* begin *
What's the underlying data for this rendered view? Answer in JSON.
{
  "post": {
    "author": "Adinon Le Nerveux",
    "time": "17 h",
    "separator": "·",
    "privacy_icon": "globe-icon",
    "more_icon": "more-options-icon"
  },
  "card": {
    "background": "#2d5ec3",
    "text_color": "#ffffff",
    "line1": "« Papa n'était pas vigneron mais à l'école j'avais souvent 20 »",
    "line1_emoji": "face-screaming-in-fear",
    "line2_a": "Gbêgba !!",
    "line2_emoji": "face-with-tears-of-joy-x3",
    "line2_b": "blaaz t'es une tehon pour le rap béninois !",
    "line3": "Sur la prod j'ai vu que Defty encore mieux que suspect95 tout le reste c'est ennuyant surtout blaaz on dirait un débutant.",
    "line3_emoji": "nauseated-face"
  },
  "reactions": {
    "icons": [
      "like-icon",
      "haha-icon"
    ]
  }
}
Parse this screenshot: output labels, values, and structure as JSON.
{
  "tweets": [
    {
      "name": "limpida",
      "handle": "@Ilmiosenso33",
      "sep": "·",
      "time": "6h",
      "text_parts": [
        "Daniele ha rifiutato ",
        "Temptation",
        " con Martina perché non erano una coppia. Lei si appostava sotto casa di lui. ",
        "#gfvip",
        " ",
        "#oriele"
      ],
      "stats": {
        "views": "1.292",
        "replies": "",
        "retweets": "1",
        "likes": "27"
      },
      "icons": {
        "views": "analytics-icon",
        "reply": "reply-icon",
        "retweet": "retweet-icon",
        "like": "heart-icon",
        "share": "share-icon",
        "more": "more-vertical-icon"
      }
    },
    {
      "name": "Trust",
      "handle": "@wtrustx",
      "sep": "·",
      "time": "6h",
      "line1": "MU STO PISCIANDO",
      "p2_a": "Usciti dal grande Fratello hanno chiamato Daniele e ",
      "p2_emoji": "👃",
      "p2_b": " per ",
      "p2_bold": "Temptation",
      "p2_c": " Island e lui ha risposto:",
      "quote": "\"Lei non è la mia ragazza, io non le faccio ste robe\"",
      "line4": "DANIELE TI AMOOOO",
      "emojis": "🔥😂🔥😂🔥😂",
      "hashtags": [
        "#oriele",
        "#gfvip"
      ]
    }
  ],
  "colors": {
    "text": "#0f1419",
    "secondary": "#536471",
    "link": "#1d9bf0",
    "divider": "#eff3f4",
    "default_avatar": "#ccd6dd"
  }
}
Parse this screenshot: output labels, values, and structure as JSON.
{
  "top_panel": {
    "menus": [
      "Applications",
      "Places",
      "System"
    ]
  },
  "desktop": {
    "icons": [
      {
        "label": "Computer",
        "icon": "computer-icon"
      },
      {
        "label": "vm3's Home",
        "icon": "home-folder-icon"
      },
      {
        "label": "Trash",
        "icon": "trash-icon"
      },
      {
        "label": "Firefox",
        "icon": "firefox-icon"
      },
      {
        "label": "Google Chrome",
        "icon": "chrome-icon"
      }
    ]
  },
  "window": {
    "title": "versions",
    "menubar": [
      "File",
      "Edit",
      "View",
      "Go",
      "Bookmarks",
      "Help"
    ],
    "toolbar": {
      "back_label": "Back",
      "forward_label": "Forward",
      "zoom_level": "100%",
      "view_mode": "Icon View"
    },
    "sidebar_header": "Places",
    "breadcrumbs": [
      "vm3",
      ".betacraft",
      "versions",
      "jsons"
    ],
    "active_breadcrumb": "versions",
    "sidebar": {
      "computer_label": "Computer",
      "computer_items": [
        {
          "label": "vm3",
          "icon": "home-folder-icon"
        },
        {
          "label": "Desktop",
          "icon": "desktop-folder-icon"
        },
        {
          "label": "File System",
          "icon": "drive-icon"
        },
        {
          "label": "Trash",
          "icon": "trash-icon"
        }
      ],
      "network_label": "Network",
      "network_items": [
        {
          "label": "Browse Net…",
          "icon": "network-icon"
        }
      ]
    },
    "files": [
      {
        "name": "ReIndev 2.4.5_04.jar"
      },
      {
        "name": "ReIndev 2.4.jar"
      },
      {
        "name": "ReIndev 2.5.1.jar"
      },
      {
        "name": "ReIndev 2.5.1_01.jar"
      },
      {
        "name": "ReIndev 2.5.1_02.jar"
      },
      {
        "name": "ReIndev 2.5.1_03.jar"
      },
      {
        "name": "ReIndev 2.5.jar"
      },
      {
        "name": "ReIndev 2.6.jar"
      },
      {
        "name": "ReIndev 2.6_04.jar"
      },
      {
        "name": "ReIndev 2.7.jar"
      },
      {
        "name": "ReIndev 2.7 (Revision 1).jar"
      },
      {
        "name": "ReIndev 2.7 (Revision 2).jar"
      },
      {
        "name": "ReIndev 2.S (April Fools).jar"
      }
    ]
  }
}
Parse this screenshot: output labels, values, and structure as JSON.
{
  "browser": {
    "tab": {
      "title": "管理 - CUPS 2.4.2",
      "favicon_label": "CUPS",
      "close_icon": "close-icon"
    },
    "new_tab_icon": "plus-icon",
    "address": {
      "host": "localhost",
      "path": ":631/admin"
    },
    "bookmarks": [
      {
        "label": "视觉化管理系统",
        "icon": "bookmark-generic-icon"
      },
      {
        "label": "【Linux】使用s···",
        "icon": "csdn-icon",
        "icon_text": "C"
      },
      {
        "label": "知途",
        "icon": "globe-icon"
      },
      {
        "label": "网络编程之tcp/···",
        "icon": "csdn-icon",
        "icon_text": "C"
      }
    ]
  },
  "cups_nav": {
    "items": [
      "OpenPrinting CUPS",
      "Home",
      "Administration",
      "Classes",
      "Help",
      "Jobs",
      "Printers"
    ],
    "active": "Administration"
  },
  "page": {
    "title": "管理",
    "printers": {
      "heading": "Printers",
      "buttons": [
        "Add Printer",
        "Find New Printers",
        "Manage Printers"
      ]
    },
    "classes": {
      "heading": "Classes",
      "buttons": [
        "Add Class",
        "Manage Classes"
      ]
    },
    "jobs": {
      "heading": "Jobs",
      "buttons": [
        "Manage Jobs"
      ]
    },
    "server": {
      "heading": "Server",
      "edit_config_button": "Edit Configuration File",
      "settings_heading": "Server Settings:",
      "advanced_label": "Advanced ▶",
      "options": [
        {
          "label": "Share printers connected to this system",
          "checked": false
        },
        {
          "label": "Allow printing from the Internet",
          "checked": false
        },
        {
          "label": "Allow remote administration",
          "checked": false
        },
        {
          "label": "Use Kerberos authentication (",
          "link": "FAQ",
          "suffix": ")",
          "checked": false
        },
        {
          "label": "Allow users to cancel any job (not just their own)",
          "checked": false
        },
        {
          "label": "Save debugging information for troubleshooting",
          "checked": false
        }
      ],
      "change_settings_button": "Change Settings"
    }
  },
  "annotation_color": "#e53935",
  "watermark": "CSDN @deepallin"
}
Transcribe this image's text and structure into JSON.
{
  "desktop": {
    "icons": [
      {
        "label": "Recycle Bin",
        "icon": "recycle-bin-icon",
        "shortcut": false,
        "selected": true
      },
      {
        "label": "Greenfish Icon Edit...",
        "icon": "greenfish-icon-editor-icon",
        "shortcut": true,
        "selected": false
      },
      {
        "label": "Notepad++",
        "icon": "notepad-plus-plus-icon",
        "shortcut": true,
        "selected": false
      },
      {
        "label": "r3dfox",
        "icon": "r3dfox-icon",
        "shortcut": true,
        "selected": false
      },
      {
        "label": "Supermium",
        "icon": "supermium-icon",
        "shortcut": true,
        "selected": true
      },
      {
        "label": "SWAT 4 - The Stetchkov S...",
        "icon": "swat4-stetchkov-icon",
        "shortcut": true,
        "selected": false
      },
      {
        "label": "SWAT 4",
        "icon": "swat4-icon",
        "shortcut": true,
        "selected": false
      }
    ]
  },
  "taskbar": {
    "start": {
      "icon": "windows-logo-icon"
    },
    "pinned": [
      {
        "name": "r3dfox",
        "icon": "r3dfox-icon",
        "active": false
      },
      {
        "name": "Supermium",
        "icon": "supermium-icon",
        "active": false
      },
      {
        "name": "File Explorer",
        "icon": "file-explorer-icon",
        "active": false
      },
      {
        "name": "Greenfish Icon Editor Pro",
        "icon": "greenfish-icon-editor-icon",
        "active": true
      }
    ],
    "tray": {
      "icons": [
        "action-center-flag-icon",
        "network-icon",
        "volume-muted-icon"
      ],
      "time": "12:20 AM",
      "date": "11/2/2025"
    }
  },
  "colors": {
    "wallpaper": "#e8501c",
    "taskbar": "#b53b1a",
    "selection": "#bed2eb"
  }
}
* end *
How many lines in the listing above contain "Allow"? Answer with the number alone.

3